Records from a dataset
★ ★ ★ ★ ★ ★ ★

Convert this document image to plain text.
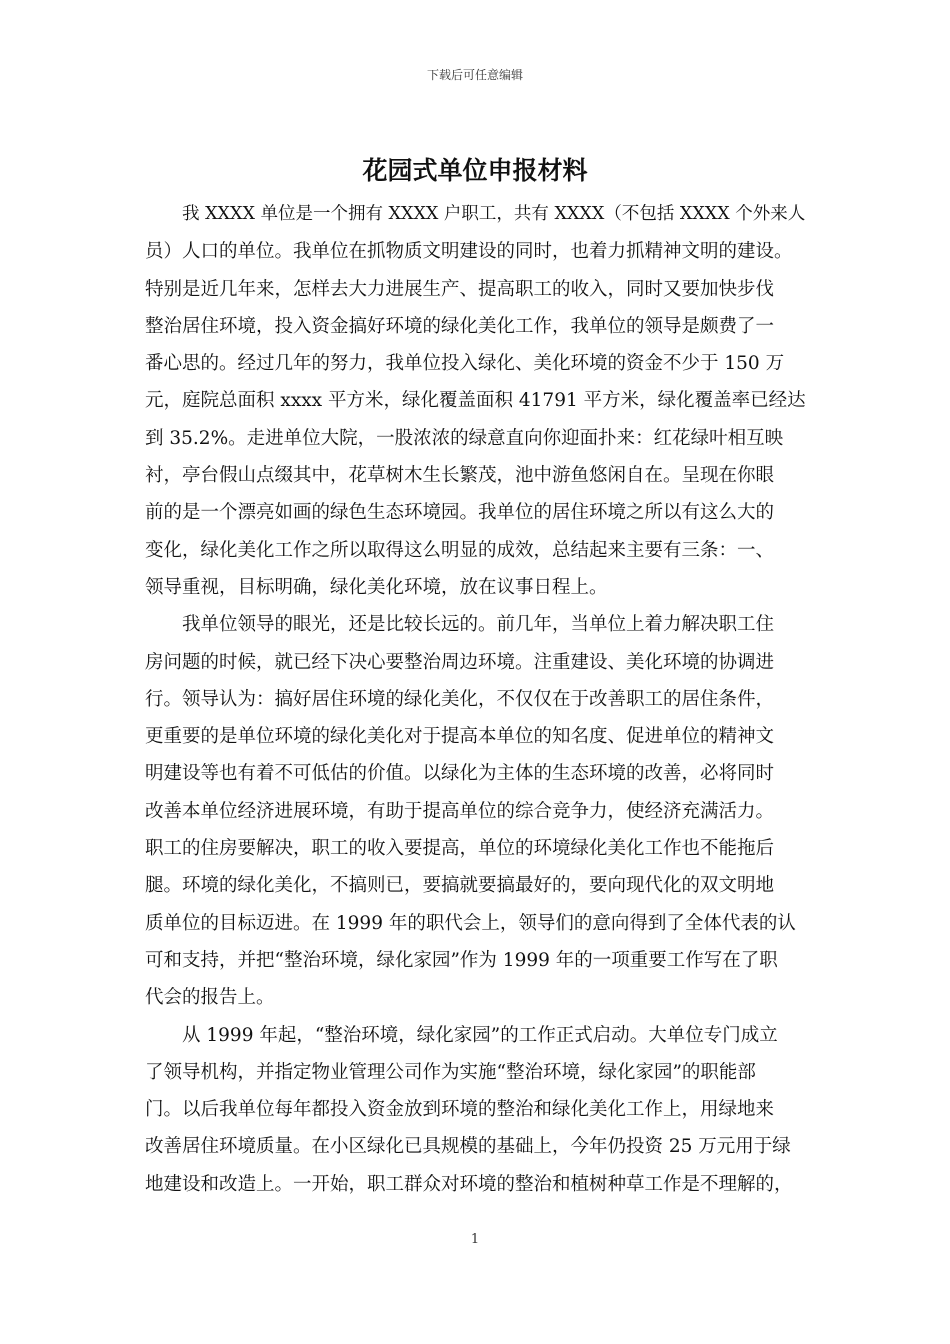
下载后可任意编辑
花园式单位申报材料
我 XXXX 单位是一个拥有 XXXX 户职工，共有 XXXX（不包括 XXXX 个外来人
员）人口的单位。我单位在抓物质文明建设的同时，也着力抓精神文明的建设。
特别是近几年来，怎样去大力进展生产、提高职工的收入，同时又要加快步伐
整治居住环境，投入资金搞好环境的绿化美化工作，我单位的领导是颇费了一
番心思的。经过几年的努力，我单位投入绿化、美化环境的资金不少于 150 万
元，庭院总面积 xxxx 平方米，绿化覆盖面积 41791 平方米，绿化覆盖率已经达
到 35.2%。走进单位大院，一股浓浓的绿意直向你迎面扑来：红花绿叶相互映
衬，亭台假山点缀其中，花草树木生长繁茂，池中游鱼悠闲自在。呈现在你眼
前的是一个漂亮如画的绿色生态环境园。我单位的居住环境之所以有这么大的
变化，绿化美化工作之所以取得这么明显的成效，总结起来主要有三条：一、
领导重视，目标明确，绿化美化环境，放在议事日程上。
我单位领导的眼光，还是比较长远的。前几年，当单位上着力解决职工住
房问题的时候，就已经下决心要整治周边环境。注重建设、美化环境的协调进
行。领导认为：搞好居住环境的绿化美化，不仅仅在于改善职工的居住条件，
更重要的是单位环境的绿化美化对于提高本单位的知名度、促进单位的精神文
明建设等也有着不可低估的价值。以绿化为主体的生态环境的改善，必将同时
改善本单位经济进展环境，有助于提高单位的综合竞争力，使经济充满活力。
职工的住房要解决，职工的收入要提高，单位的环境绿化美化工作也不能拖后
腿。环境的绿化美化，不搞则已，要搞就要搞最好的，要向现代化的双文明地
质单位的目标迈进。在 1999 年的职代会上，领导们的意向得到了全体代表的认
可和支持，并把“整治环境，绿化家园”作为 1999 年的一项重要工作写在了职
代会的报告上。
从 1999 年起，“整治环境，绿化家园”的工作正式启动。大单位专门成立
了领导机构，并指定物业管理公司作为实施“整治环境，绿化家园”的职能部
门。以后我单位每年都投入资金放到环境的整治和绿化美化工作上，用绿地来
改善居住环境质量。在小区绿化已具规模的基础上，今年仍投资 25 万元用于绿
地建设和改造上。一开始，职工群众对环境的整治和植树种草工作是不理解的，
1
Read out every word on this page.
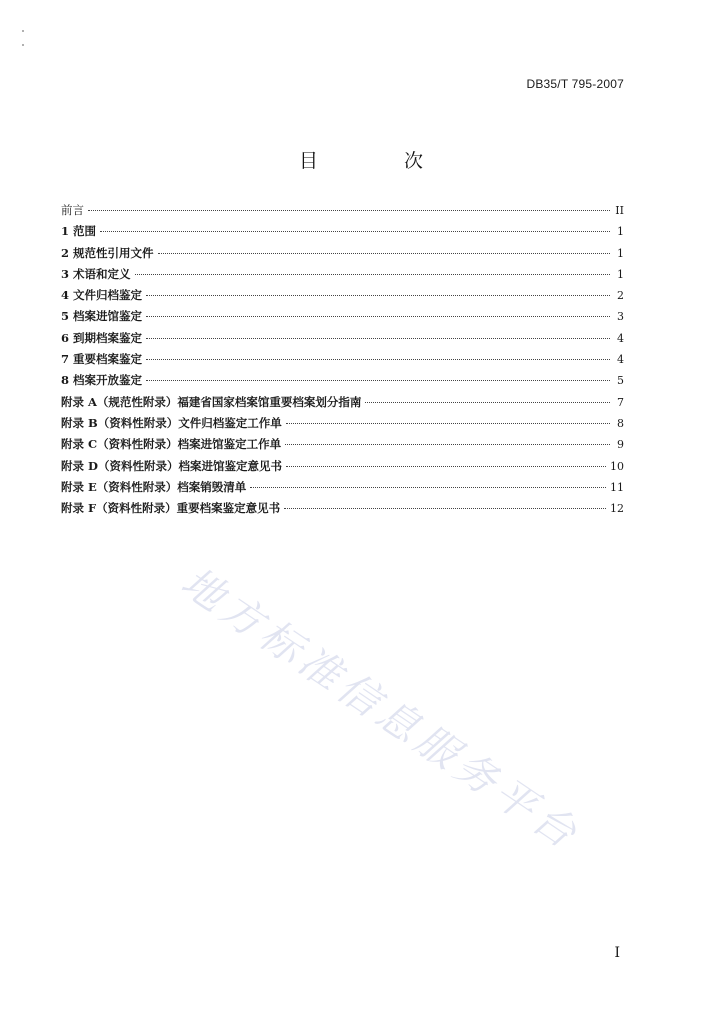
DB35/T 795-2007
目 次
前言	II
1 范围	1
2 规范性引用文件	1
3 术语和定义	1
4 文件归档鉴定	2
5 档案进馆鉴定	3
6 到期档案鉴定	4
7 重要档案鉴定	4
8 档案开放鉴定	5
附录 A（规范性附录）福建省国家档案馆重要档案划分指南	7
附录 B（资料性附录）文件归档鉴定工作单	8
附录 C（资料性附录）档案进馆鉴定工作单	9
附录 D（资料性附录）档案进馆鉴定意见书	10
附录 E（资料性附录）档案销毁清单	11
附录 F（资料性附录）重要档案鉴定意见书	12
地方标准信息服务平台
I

★ ★ ★ ★ ★ ★ ★

▸ What you will do
Skip the pictures and transcribe the rest of the records exactly.

▸ Solution for this exercise
Convert this document image to plain text.
下载后可任意编辑
花园式单位申报材料
我 XXXX 单位是一个拥有 XXXX 户职工，共有 XXXX（不包括 XXXX 个外来人
员）人口的单位。我单位在抓物质文明建设的同时，也着力抓精神文明的建设。
特别是近几年来，怎样去大力进展生产、提高职工的收入，同时又要加快步伐
整治居住环境，投入资金搞好环境的绿化美化工作，我单位的领导是颇费了一
番心思的。经过几年的努力，我单位投入绿化、美化环境的资金不少于 150 万
元，庭院总面积 xxxx 平方米，绿化覆盖面积 41791 平方米，绿化覆盖率已经达
到 35.2%。走进单位大院，一股浓浓的绿意直向你迎面扑来：红花绿叶相互映
衬，亭台假山点缀其中，花草树木生长繁茂，池中游鱼悠闲自在。呈现在你眼
前的是一个漂亮如画的绿色生态环境园。我单位的居住环境之所以有这么大的
变化，绿化美化工作之所以取得这么明显的成效，总结起来主要有三条：一、
领导重视，目标明确，绿化美化环境，放在议事日程上。
我单位领导的眼光，还是比较长远的。前几年，当单位上着力解决职工住
房问题的时候，就已经下决心要整治周边环境。注重建设、美化环境的协调进
行。领导认为：搞好居住环境的绿化美化，不仅仅在于改善职工的居住条件，
更重要的是单位环境的绿化美化对于提高本单位的知名度、促进单位的精神文
明建设等也有着不可低估的价值。以绿化为主体的生态环境的改善，必将同时
改善本单位经济进展环境，有助于提高单位的综合竞争力，使经济充满活力。
职工的住房要解决，职工的收入要提高，单位的环境绿化美化工作也不能拖后
腿。环境的绿化美化，不搞则已，要搞就要搞最好的，要向现代化的双文明地
质单位的目标迈进。在 1999 年的职代会上，领导们的意向得到了全体代表的认
可和支持，并把“整治环境，绿化家园”作为 1999 年的一项重要工作写在了职
代会的报告上。
从 1999 年起，“整治环境，绿化家园”的工作正式启动。大单位专门成立
了领导机构，并指定物业管理公司作为实施“整治环境，绿化家园”的职能部
门。以后我单位每年都投入资金放到环境的整治和绿化美化工作上，用绿地来
改善居住环境质量。在小区绿化已具规模的基础上，今年仍投资 25 万元用于绿
地建设和改造上。一开始，职工群众对环境的整治和植树种草工作是不理解的，
1
Read out every word on this page.
DB35/T 795-2007
目 次
前言	II
1 范围	1
2 规范性引用文件	1
3 术语和定义	1
4 文件归档鉴定	2
5 档案进馆鉴定	3
6 到期档案鉴定	4
7 重要档案鉴定	4
8 档案开放鉴定	5
附录 A（规范性附录）福建省国家档案馆重要档案划分指南	7
附录 B（资料性附录）文件归档鉴定工作单	8
附录 C（资料性附录）档案进馆鉴定工作单	9
附录 D（资料性附录）档案进馆鉴定意见书	10
附录 E（资料性附录）档案销毁清单	11
附录 F（资料性附录）重要档案鉴定意见书	12
地方标准信息服务平台
I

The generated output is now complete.